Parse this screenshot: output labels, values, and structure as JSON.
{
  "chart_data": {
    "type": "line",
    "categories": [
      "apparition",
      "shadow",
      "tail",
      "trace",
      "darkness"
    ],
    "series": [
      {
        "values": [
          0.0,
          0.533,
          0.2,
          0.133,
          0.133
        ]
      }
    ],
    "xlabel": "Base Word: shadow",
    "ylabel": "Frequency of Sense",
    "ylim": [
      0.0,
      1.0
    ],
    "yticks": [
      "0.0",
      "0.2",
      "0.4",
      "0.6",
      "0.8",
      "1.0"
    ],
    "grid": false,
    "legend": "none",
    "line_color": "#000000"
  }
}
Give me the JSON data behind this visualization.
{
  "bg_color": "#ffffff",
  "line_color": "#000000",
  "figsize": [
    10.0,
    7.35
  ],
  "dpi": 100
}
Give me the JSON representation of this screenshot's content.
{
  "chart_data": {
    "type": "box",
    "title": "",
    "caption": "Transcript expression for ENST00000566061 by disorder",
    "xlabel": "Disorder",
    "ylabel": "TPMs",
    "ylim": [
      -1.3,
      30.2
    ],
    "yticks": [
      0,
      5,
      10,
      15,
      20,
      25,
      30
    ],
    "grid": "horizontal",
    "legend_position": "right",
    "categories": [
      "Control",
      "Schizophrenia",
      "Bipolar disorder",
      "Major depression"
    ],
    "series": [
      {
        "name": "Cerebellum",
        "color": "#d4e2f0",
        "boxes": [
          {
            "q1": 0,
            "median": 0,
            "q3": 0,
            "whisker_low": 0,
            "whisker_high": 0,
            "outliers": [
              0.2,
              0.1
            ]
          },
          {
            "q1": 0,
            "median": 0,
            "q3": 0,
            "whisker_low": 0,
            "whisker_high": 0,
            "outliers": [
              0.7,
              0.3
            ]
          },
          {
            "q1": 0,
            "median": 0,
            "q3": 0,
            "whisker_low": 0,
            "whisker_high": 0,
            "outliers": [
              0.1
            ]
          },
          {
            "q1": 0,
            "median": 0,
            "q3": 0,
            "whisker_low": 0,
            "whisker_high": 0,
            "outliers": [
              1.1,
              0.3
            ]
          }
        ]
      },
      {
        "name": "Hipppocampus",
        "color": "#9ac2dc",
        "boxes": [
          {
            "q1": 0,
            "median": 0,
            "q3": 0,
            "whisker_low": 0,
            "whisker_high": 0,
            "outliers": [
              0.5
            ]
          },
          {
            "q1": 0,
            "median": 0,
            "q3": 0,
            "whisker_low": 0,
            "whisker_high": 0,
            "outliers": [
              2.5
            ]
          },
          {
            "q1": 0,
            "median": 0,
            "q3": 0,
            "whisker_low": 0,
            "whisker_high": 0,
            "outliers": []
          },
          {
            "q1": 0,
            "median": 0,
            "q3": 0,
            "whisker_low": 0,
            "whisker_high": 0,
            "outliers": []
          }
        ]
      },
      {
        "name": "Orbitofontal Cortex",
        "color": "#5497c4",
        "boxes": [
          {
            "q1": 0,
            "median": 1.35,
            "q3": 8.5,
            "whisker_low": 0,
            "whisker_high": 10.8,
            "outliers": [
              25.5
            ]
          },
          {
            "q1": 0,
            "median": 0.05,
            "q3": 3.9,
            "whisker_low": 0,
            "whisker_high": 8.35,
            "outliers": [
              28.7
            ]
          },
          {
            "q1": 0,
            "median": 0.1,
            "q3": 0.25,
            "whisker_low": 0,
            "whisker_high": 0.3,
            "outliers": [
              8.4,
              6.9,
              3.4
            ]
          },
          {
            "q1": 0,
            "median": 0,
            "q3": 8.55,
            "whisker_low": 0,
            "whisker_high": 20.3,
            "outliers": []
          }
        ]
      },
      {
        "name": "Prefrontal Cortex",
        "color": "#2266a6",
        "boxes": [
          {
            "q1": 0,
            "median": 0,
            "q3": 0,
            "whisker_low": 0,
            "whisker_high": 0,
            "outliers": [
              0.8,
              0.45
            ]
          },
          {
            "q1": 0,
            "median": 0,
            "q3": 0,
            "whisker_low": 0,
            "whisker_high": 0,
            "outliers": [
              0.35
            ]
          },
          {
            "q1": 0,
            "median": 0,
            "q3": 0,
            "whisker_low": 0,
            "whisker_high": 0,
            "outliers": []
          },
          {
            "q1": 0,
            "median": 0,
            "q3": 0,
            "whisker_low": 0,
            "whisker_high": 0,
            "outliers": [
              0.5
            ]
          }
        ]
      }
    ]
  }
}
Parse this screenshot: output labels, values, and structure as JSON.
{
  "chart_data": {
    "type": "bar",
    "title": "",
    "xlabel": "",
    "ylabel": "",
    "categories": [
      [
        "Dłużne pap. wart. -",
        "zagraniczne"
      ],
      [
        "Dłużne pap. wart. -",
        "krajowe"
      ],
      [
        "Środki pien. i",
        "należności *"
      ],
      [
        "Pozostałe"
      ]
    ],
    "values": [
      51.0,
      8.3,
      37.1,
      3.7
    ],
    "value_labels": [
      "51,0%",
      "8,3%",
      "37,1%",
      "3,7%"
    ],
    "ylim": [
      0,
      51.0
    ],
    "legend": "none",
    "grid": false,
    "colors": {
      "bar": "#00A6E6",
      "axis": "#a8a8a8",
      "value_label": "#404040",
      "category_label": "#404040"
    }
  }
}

- - - -

SET PROBLEM:
Every entry above needs to be quoted exactly.

ANSWER TO THIS TASK:
Parse this screenshot: output labels, values, and structure as JSON.
{
  "chart_data": {
    "type": "line",
    "categories": [
      "apparition",
      "shadow",
      "tail",
      "trace",
      "darkness"
    ],
    "series": [
      {
        "values": [
          0.0,
          0.533,
          0.2,
          0.133,
          0.133
        ]
      }
    ],
    "xlabel": "Base Word: shadow",
    "ylabel": "Frequency of Sense",
    "ylim": [
      0.0,
      1.0
    ],
    "yticks": [
      "0.0",
      "0.2",
      "0.4",
      "0.6",
      "0.8",
      "1.0"
    ],
    "grid": false,
    "legend": "none",
    "line_color": "#000000"
  }
}
Give me the JSON data behind this visualization.
{
  "bg_color": "#ffffff",
  "line_color": "#000000",
  "figsize": [
    10.0,
    7.35
  ],
  "dpi": 100
}
Give me the JSON representation of this screenshot's content.
{
  "chart_data": {
    "type": "box",
    "title": "",
    "caption": "Transcript expression for ENST00000566061 by disorder",
    "xlabel": "Disorder",
    "ylabel": "TPMs",
    "ylim": [
      -1.3,
      30.2
    ],
    "yticks": [
      0,
      5,
      10,
      15,
      20,
      25,
      30
    ],
    "grid": "horizontal",
    "legend_position": "right",
    "categories": [
      "Control",
      "Schizophrenia",
      "Bipolar disorder",
      "Major depression"
    ],
    "series": [
      {
        "name": "Cerebellum",
        "color": "#d4e2f0",
        "boxes": [
          {
            "q1": 0,
            "median": 0,
            "q3": 0,
            "whisker_low": 0,
            "whisker_high": 0,
            "outliers": [
              0.2,
              0.1
            ]
          },
          {
            "q1": 0,
            "median": 0,
            "q3": 0,
            "whisker_low": 0,
            "whisker_high": 0,
            "outliers": [
              0.7,
              0.3
            ]
          },
          {
            "q1": 0,
            "median": 0,
            "q3": 0,
            "whisker_low": 0,
            "whisker_high": 0,
            "outliers": [
              0.1
            ]
          },
          {
            "q1": 0,
            "median": 0,
            "q3": 0,
            "whisker_low": 0,
            "whisker_high": 0,
            "outliers": [
              1.1,
              0.3
            ]
          }
        ]
      },
      {
        "name": "Hipppocampus",
        "color": "#9ac2dc",
        "boxes": [
          {
            "q1": 0,
            "median": 0,
            "q3": 0,
            "whisker_low": 0,
            "whisker_high": 0,
            "outliers": [
              0.5
            ]
          },
          {
            "q1": 0,
            "median": 0,
            "q3": 0,
            "whisker_low": 0,
            "whisker_high": 0,
            "outliers": [
              2.5
            ]
          },
          {
            "q1": 0,
            "median": 0,
            "q3": 0,
            "whisker_low": 0,
            "whisker_high": 0,
            "outliers": []
          },
          {
            "q1": 0,
            "median": 0,
            "q3": 0,
            "whisker_low": 0,
            "whisker_high": 0,
            "outliers": []
          }
        ]
      },
      {
        "name": "Orbitofontal Cortex",
        "color": "#5497c4",
        "boxes": [
          {
            "q1": 0,
            "median": 1.35,
            "q3": 8.5,
            "whisker_low": 0,
            "whisker_high": 10.8,
            "outliers": [
              25.5
            ]
          },
          {
            "q1": 0,
            "median": 0.05,
            "q3": 3.9,
            "whisker_low": 0,
            "whisker_high": 8.35,
            "outliers": [
              28.7
            ]
          },
          {
            "q1": 0,
            "median": 0.1,
            "q3": 0.25,
            "whisker_low": 0,
            "whisker_high": 0.3,
            "outliers": [
              8.4,
              6.9,
              3.4
            ]
          },
          {
            "q1": 0,
            "median": 0,
            "q3": 8.55,
            "whisker_low": 0,
            "whisker_high": 20.3,
            "outliers": []
          }
        ]
      },
      {
        "name": "Prefrontal Cortex",
        "color": "#2266a6",
        "boxes": [
          {
            "q1": 0,
            "median": 0,
            "q3": 0,
            "whisker_low": 0,
            "whisker_high": 0,
            "outliers": [
              0.8,
              0.45
            ]
          },
          {
            "q1": 0,
            "median": 0,
            "q3": 0,
            "whisker_low": 0,
            "whisker_high": 0,
            "outliers": [
              0.35
            ]
          },
          {
            "q1": 0,
            "median": 0,
            "q3": 0,
            "whisker_low": 0,
            "whisker_high": 0,
            "outliers": []
          },
          {
            "q1": 0,
            "median": 0,
            "q3": 0,
            "whisker_low": 0,
            "whisker_high": 0,
            "outliers": [
              0.5
            ]
          }
        ]
      }
    ]
  }
}
Parse this screenshot: output labels, values, and structure as JSON.
{
  "chart_data": {
    "type": "bar",
    "title": "",
    "xlabel": "",
    "ylabel": "",
    "categories": [
      [
        "Dłużne pap. wart. -",
        "zagraniczne"
      ],
      [
        "Dłużne pap. wart. -",
        "krajowe"
      ],
      [
        "Środki pien. i",
        "należności *"
      ],
      [
        "Pozostałe"
      ]
    ],
    "values": [
      51.0,
      8.3,
      37.1,
      3.7
    ],
    "value_labels": [
      "51,0%",
      "8,3%",
      "37,1%",
      "3,7%"
    ],
    "ylim": [
      0,
      51.0
    ],
    "legend": "none",
    "grid": false,
    "colors": {
      "bar": "#00A6E6",
      "axis": "#a8a8a8",
      "value_label": "#404040",
      "category_label": "#404040"
    }
  }
}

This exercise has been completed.